■ THE PROBLEM
Show every line of the lines below that contains the string "provider". Case counts.

■ INFORMATION GIVEN
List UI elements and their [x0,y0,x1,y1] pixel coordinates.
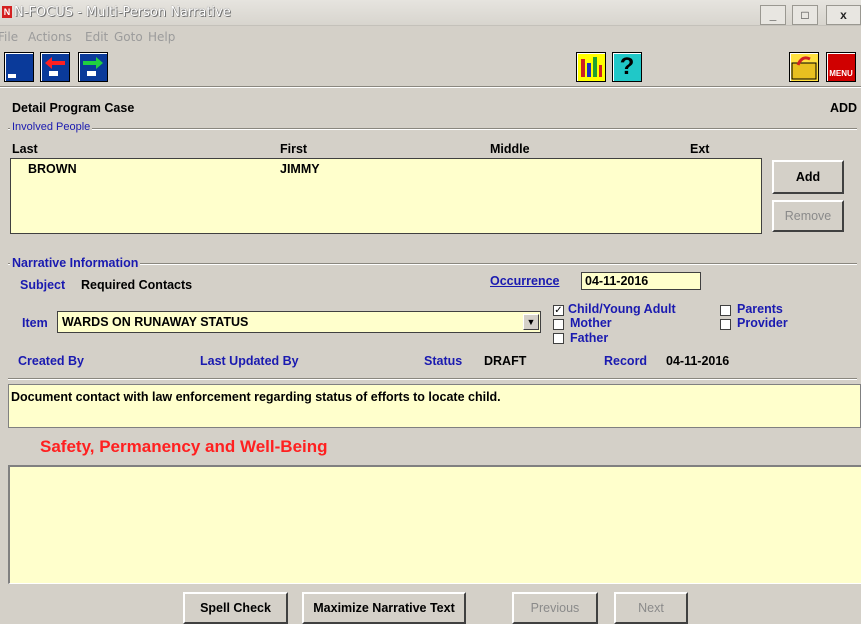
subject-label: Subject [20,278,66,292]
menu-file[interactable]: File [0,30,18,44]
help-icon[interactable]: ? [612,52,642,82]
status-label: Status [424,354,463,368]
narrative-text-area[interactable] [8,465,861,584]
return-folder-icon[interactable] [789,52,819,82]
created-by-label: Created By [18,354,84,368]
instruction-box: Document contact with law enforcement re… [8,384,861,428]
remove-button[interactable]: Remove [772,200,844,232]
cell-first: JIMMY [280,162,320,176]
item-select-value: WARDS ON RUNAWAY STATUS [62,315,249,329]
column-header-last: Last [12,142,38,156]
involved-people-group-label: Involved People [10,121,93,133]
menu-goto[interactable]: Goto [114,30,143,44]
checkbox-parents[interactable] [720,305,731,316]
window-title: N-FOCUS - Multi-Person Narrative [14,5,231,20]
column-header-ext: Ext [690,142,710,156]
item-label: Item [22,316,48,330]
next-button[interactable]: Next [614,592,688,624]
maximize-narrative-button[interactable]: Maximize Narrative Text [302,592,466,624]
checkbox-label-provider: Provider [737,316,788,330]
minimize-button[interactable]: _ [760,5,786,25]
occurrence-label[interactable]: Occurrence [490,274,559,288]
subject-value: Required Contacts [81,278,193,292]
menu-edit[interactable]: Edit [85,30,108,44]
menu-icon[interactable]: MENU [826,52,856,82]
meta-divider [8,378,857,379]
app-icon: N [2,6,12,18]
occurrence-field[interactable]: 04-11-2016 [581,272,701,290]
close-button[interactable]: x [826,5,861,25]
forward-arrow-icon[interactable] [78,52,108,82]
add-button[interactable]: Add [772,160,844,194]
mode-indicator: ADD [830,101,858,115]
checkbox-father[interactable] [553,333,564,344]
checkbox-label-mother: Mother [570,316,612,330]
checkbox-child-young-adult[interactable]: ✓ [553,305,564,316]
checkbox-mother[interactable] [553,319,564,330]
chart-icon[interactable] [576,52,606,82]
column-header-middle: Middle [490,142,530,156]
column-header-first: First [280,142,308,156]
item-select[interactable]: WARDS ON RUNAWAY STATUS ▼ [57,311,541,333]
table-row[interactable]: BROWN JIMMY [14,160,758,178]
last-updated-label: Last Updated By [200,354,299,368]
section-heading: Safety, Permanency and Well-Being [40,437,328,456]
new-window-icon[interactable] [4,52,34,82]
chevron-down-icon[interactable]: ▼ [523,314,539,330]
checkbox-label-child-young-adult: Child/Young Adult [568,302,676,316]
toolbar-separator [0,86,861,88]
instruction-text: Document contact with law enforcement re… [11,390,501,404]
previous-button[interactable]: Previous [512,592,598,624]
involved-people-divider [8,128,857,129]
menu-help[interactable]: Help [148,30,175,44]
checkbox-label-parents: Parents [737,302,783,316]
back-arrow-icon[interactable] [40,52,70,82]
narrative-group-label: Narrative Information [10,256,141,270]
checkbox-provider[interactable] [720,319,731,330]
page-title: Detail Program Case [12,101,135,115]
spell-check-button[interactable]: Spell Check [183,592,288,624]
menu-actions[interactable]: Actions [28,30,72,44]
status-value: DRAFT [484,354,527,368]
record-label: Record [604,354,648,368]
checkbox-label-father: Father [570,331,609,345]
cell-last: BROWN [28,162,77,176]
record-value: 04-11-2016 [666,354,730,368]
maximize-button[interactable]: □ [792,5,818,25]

--

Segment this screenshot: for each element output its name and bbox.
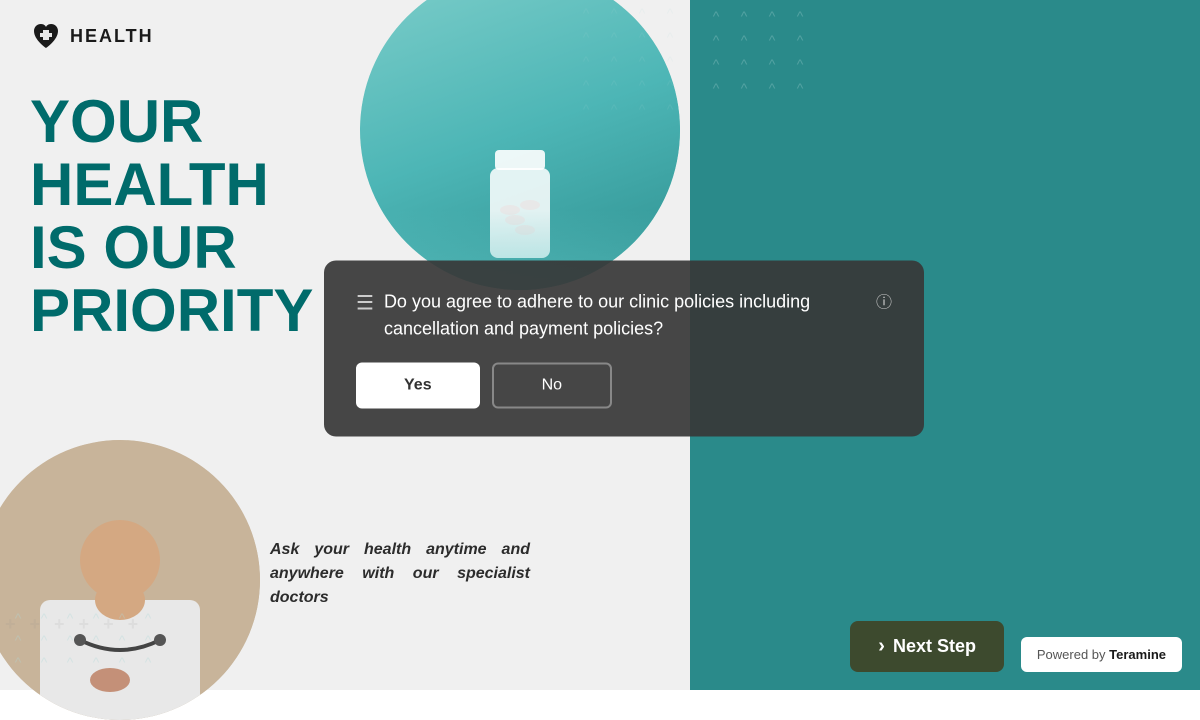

■ FINISHED TASK
checkbox-label-provider: Provider [737,316,788,330]
checkbox-provider[interactable] [720,319,731,330]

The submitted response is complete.